**What is needed:**
State only the number of lines that include "Linear".

**Stored records:**
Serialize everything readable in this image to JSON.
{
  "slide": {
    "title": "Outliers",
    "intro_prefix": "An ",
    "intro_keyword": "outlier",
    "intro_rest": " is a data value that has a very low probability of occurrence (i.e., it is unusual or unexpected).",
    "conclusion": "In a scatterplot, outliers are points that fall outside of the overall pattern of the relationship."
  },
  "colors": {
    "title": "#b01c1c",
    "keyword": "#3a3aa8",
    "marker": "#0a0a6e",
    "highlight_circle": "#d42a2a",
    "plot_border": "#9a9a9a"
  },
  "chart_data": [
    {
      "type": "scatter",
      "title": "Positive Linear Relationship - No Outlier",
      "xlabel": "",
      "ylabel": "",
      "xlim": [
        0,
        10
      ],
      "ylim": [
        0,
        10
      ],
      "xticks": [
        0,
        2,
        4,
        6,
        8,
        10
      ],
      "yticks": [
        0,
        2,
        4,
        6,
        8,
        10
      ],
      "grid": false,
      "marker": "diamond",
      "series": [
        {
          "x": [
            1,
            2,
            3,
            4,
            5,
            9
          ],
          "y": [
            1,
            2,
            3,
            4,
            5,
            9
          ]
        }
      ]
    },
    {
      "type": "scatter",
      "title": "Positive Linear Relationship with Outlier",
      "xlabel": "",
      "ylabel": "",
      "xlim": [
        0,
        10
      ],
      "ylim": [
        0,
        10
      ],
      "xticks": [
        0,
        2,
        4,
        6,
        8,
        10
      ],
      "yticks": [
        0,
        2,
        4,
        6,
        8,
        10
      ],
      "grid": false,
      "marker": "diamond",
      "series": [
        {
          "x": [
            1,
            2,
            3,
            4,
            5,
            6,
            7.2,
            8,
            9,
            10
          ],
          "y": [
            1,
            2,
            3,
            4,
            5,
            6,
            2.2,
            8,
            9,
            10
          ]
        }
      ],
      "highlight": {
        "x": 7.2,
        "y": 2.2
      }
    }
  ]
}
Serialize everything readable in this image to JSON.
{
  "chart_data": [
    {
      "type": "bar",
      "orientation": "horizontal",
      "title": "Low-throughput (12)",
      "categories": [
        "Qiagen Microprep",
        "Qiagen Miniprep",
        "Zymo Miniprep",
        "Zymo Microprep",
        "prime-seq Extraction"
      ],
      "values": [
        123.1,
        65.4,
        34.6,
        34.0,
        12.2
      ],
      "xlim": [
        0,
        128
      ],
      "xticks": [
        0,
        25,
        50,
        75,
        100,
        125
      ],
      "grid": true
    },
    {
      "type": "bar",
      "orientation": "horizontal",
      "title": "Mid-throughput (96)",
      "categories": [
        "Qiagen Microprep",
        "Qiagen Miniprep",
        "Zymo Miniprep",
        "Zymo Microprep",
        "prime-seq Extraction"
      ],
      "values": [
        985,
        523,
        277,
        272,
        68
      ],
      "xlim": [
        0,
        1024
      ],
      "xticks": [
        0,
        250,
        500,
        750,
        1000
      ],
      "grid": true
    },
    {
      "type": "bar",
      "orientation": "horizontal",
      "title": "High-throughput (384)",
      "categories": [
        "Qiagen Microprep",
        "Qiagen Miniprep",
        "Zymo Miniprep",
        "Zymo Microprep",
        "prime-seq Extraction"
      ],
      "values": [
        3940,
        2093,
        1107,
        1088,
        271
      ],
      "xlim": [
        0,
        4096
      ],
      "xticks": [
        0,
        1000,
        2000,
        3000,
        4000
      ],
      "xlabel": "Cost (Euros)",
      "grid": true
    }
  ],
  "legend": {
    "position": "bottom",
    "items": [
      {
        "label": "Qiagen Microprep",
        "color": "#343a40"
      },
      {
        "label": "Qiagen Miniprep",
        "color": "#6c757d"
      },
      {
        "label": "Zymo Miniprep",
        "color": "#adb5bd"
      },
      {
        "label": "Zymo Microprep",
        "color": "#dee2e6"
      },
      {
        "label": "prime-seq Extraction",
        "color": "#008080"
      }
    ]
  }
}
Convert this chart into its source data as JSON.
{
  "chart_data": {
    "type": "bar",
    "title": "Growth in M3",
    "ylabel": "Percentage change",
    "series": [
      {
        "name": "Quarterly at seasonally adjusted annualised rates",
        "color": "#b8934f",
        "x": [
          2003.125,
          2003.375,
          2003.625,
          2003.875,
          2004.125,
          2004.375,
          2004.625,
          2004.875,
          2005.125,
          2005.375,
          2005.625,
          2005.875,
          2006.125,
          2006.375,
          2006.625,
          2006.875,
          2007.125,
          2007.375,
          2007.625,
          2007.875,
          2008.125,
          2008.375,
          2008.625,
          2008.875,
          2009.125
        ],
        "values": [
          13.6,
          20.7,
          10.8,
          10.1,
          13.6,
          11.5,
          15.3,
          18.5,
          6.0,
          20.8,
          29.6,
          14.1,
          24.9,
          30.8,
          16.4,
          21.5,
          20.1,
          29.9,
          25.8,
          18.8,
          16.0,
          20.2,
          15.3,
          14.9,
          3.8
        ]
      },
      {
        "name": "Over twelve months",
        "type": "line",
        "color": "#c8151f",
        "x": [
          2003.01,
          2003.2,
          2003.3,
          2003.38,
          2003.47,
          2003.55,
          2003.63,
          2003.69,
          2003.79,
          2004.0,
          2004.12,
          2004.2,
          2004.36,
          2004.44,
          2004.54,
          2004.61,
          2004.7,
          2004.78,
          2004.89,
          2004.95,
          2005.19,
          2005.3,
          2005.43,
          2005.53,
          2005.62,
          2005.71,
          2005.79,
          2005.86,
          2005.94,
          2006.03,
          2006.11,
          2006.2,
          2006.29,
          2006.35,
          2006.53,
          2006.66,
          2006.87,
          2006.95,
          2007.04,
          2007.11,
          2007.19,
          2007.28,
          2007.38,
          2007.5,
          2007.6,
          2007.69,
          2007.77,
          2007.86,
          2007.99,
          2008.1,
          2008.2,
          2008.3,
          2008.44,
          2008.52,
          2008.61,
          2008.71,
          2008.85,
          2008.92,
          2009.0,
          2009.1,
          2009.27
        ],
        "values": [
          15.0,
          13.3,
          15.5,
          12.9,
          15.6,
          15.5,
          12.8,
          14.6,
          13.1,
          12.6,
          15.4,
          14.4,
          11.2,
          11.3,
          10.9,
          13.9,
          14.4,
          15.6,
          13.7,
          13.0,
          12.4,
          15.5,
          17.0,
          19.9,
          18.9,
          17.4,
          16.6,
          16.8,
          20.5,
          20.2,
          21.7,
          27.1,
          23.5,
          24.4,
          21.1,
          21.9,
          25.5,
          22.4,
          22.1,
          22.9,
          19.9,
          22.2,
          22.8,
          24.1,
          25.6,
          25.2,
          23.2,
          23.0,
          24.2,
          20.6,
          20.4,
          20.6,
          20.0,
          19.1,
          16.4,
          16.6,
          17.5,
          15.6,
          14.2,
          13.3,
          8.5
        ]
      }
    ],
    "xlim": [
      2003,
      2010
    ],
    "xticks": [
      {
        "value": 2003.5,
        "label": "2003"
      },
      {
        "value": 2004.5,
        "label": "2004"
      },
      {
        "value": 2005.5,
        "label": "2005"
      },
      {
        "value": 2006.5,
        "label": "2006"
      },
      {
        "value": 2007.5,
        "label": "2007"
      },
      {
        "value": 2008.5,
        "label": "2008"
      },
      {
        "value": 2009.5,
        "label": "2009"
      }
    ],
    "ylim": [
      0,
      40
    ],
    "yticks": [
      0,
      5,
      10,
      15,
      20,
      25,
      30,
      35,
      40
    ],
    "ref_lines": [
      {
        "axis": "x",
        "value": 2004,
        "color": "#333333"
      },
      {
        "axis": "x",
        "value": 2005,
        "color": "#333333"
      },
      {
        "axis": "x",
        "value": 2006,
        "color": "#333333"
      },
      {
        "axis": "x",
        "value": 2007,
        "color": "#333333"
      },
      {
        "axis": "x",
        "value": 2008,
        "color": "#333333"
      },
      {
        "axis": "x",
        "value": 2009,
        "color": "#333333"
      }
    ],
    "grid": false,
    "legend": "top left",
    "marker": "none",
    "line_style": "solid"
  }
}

**Exercise result:**
2